Stated task: The records are to be restated in their entirety, word for word.
───── Exercise data ─────
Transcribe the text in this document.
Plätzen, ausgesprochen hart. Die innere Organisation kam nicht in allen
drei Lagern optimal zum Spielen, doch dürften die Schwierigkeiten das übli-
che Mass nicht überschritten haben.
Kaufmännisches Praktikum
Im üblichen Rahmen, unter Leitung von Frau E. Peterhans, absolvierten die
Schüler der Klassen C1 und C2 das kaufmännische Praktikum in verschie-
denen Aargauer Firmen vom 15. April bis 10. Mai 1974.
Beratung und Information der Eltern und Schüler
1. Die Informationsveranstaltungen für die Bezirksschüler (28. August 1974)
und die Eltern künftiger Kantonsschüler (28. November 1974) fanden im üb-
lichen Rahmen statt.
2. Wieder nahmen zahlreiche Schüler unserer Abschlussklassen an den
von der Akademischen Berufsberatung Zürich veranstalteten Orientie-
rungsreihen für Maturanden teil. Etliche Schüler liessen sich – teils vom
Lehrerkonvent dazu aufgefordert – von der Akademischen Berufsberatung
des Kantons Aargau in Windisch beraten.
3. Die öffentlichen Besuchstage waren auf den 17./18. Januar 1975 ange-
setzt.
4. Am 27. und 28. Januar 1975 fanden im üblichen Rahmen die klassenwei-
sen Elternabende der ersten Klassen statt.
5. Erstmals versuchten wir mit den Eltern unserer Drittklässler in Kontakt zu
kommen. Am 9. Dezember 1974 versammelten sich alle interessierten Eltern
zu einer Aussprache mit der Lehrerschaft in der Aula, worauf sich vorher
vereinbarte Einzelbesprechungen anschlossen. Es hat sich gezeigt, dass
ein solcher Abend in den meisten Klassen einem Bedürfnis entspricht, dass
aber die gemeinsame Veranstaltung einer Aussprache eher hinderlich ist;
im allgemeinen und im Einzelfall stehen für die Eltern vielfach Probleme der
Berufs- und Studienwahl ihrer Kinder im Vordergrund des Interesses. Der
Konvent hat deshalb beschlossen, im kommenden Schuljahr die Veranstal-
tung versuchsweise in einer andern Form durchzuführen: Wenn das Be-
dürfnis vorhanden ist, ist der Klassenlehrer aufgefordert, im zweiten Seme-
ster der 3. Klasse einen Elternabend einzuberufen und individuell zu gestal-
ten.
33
─────
Exercise answer:
Transcribe the text in this document.
Plätzen, ausgesprochen hart. Die innere Organisation kam nicht in allen
drei Lagern optimal zum Spielen, doch dürften die Schwierigkeiten das übli-
che Mass nicht überschritten haben.
Kaufmännisches Praktikum
Im üblichen Rahmen, unter Leitung von Frau E. Peterhans, absolvierten die
Schüler der Klassen C1 und C2 das kaufmännische Praktikum in verschie-
denen Aargauer Firmen vom 15. April bis 10. Mai 1974.
Beratung und Information der Eltern und Schüler
1. Die Informationsveranstaltungen für die Bezirksschüler (28. August 1974)
und die Eltern künftiger Kantonsschüler (28. November 1974) fanden im üb-
lichen Rahmen statt.
2. Wieder nahmen zahlreiche Schüler unserer Abschlussklassen an den
von der Akademischen Berufsberatung Zürich veranstalteten Orientie-
rungsreihen für Maturanden teil. Etliche Schüler liessen sich – teils vom
Lehrerkonvent dazu aufgefordert – von der Akademischen Berufsberatung
des Kantons Aargau in Windisch beraten.
3. Die öffentlichen Besuchstage waren auf den 17./18. Januar 1975 ange-
setzt.
4. Am 27. und 28. Januar 1975 fanden im üblichen Rahmen die klassenwei-
sen Elternabende der ersten Klassen statt.
5. Erstmals versuchten wir mit den Eltern unserer Drittklässler in Kontakt zu
kommen. Am 9. Dezember 1974 versammelten sich alle interessierten Eltern
zu einer Aussprache mit der Lehrerschaft in der Aula, worauf sich vorher
vereinbarte Einzelbesprechungen anschlossen. Es hat sich gezeigt, dass
ein solcher Abend in den meisten Klassen einem Bedürfnis entspricht, dass
aber die gemeinsame Veranstaltung einer Aussprache eher hinderlich ist;
im allgemeinen und im Einzelfall stehen für die Eltern vielfach Probleme der
Berufs- und Studienwahl ihrer Kinder im Vordergrund des Interesses. Der
Konvent hat deshalb beschlossen, im kommenden Schuljahr die Veranstal-
tung versuchsweise in einer andern Form durchzuführen: Wenn das Be-
dürfnis vorhanden ist, ist der Klassenlehrer aufgefordert, im zweiten Seme-
ster der 3. Klasse einen Elternabend einzuberufen und individuell zu gestal-
ten.
33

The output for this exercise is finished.